REQUIREMENT =
Rewrite the paragraph in the portfolio question below that begins "It is nothing but" as a brief list that keeps its main facts.

READING PASSAGE =
Question

Stock Xillow has an expected return of 16% and a standard deviation of 4%. Stock Yash has an expected return of 12% and a standard deviation of 3%. Assume you have constructed a portfolio consisting of 75% weight in Stock Xillow and 25% in Stock Yash. Furthermore assume that the stocks have a correlation coefficient of -0.3. What is the standard deviation of the portfolio? A. Less than 2% B. Greater than or equal to 2% and less than 2.5% C. Greater than or equal to 2.5% and less than 3% D. Greater than or equal to 3% and less than 3.5% E. Greater than or equal to 3.5%

Answer 1

A = Xillow

B = Yash

Portfolio SD:

It is nothing but volataility of Portfolio. It is calculated based on three factors. They are
a. weights of Individual assets in portfolio
b. Volatality of individual assets in portfolio
c. Correlation betwen individual assets in portfolio.

COLLECTED DATA =
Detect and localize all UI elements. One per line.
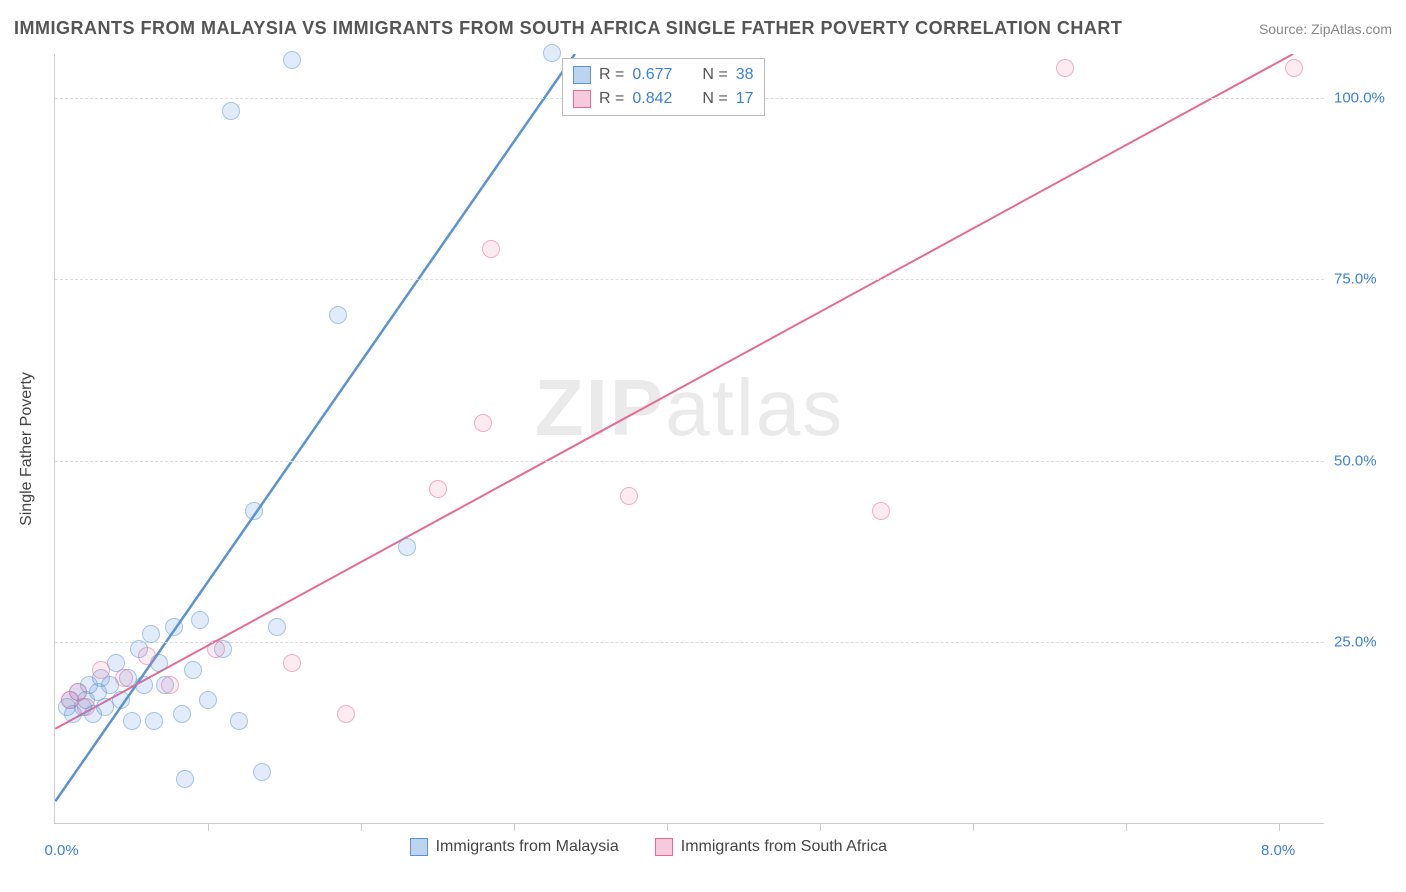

RESULT OF THIS EXERCISE =
Portfolio SD is the volatility of the portfolio. It is calculated from three factors:
- the weight of each individual asset in the portfolio
- the volatility of each individual asset in the portfolio
- the correlation between the individual assets in the portfolio